### Problem requirements
Go through the entries below and retype them exactly, omitting each picture.

### Data to process
——

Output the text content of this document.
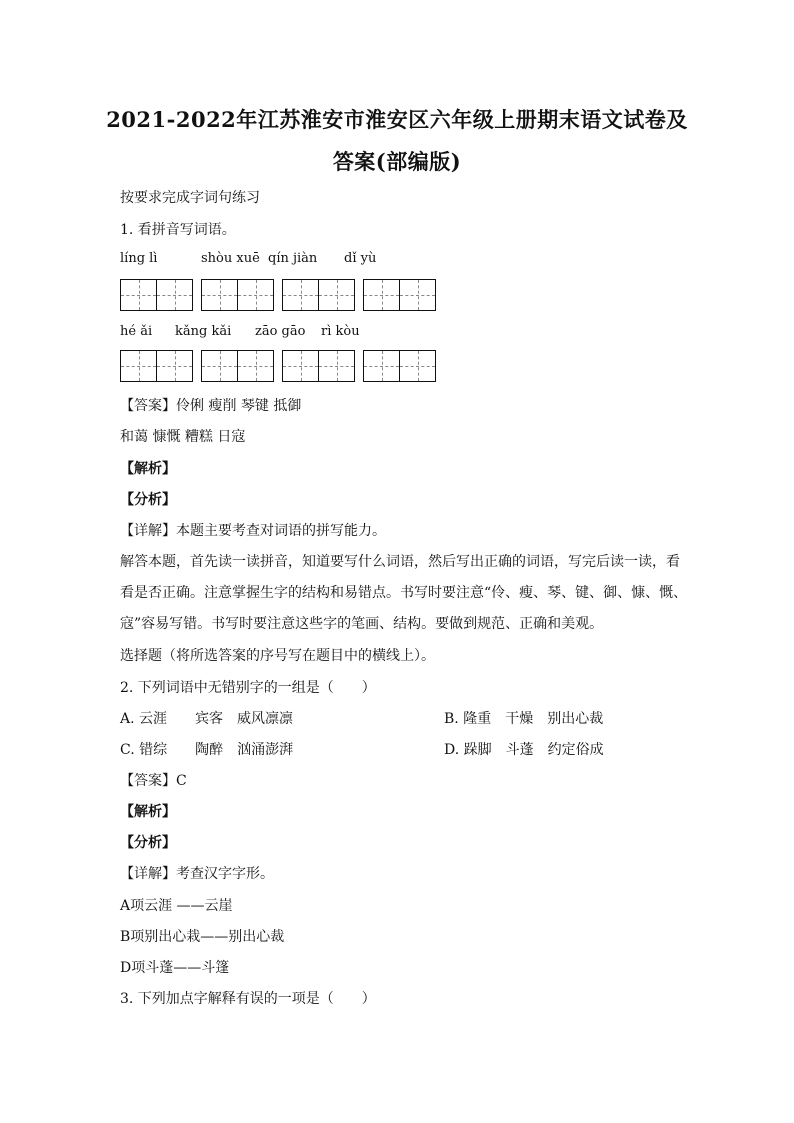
2021-2022年江苏淮安市淮安区六年级上册期末语文试卷及
答案(部编版)
按要求完成字词句练习
1. 看拼音写词语。
líng lì	shòu xuē qín jiàn dǐ yù
hé ǎi kǎng kǎi zāo gāo rì kòu
【答案】伶俐 瘦削 琴键 抵御
和蔼 慷慨 糟糕 日寇
【解析】
【分析】
【详解】本题主要考查对词语的拼写能力。
解答本题，首先读一读拼音，知道要写什么词语，然后写出正确的词语，写完后读一读，看
看是否正确。注意掌握生字的结构和易错点。书写时要注意“伶、瘦、琴、键、御、慷、慨、
寇”容易写错。书写时要注意这些字的笔画、结构。要做到规范、正确和美观。
选择题（将所选答案的序号写在题目中的横线上）。
2. 下列词语中无错别字的一组是（　　）
A. 云涯　　宾客　威风凛凛	B. 隆重　干燥　别出心裁
C. 错综　　陶醉　汹涌澎湃	D. 跺脚　斗蓬　约定俗成
【答案】C
【解析】
【分析】
【详解】考查汉字字形。
A项云涯 ——云崖
B项别出心栽——别出心裁
D项斗蓬——斗篷
3. 下列加点字解释有误的一项是（　　）
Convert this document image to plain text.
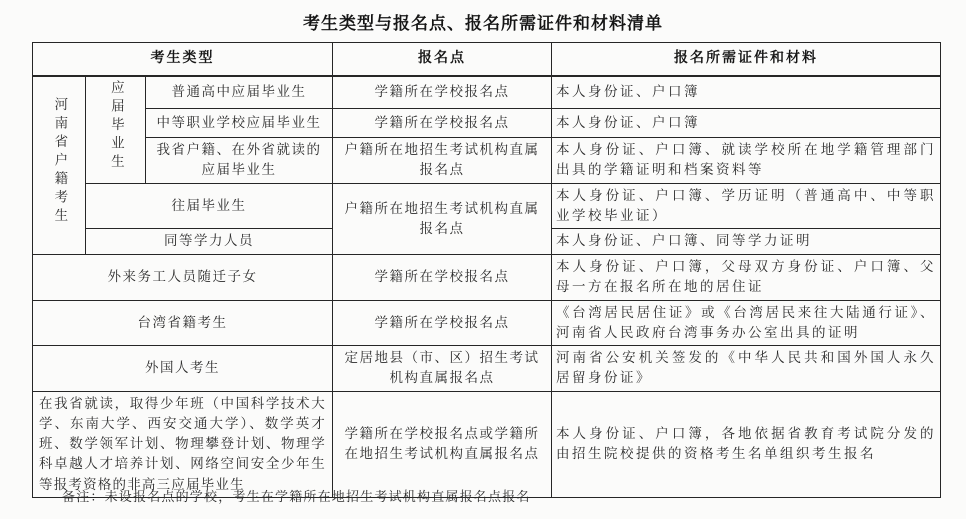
考生类型与报名点、报名所需证件和材料清单
考生类型			报名点	报名所需证件和材料
河南省户籍考生	应届毕业生	普通高中应届毕业生	学籍所在学校报名点	本人身份证、户口簿
		中等职业学校应届毕业生	学籍所在学校报名点	本人身份证、户口簿
		我省户籍、在外省就读的应届毕业生	户籍所在地招生考试机构直属报名点	本人身份证、户口簿、就读学校所在地学籍管理部门出具的学籍证明和档案资料等
	往届毕业生		户籍所在地招生考试机构直属报名点	本人身份证、户口簿、学历证明（普通高中、中等职业学校毕业证）
	同等学力人员			本人身份证、户口簿、同等学力证明
外来务工人员随迁子女			学籍所在学校报名点	本人身份证、户口簿，父母双方身份证、户口簿、父母一方在报名所在地的居住证
台湾省籍考生			学籍所在学校报名点	《台湾居民居住证》或《台湾居民来往大陆通行证》、河南省人民政府台湾事务办公室出具的证明
外国人考生			定居地县（市、区）招生考试机构直属报名点	河南省公安机关签发的《中华人民共和国外国人永久居留身份证》
在我省就读，取得少年班（中国科学技术大学、东南大学、西安交通大学）、数学英才班、数学领军计划、物理攀登计划、物理学科卓越人才培养计划、网络空间安全少年生等报考资格的非高三应届毕业生			学籍所在学校报名点或学籍所在地招生考试机构直属报名点	本人身份证、户口簿，各地依据省教育考试院分发的由招生院校提供的资格考生名单组织考生报名
备注：未设报名点的学校，考生在学籍所在地招生考试机构直属报名点报名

——

### Output for this task
Output the text content of this document.
2021-2022年江苏淮安市淮安区六年级上册期末语文试卷及
答案(部编版)
按要求完成字词句练习
1. 看拼音写词语。
líng lì	shòu xuē qín jiàn dǐ yù
hé ǎi kǎng kǎi zāo gāo rì kòu
【答案】伶俐 瘦削 琴键 抵御
和蔼 慷慨 糟糕 日寇
【解析】
【分析】
【详解】本题主要考查对词语的拼写能力。
解答本题，首先读一读拼音，知道要写什么词语，然后写出正确的词语，写完后读一读，看
看是否正确。注意掌握生字的结构和易错点。书写时要注意“伶、瘦、琴、键、御、慷、慨、
寇”容易写错。书写时要注意这些字的笔画、结构。要做到规范、正确和美观。
选择题（将所选答案的序号写在题目中的横线上）。
2. 下列词语中无错别字的一组是（　　）
A. 云涯　　宾客　威风凛凛	B. 隆重　干燥　别出心裁
C. 错综　　陶醉　汹涌澎湃	D. 跺脚　斗蓬　约定俗成
【答案】C
【解析】
【分析】
【详解】考查汉字字形。
A项云涯 ——云崖
B项别出心栽——别出心裁
D项斗蓬——斗篷
3. 下列加点字解释有误的一项是（　　）
Convert this document image to plain text.
考生类型与报名点、报名所需证件和材料清单
考生类型			报名点	报名所需证件和材料
河南省户籍考生	应届毕业生	普通高中应届毕业生	学籍所在学校报名点	本人身份证、户口簿
		中等职业学校应届毕业生	学籍所在学校报名点	本人身份证、户口簿
		我省户籍、在外省就读的应届毕业生	户籍所在地招生考试机构直属报名点	本人身份证、户口簿、就读学校所在地学籍管理部门出具的学籍证明和档案资料等
	往届毕业生		户籍所在地招生考试机构直属报名点	本人身份证、户口簿、学历证明（普通高中、中等职业学校毕业证）
	同等学力人员			本人身份证、户口簿、同等学力证明
外来务工人员随迁子女			学籍所在学校报名点	本人身份证、户口簿，父母双方身份证、户口簿、父母一方在报名所在地的居住证
台湾省籍考生			学籍所在学校报名点	《台湾居民居住证》或《台湾居民来往大陆通行证》、河南省人民政府台湾事务办公室出具的证明
外国人考生			定居地县（市、区）招生考试机构直属报名点	河南省公安机关签发的《中华人民共和国外国人永久居留身份证》
在我省就读，取得少年班（中国科学技术大学、东南大学、西安交通大学）、数学英才班、数学领军计划、物理攀登计划、物理学科卓越人才培养计划、网络空间安全少年生等报考资格的非高三应届毕业生			学籍所在学校报名点或学籍所在地招生考试机构直属报名点	本人身份证、户口簿，各地依据省教育考试院分发的由招生院校提供的资格考生名单组织考生报名
备注：未设报名点的学校，考生在学籍所在地招生考试机构直属报名点报名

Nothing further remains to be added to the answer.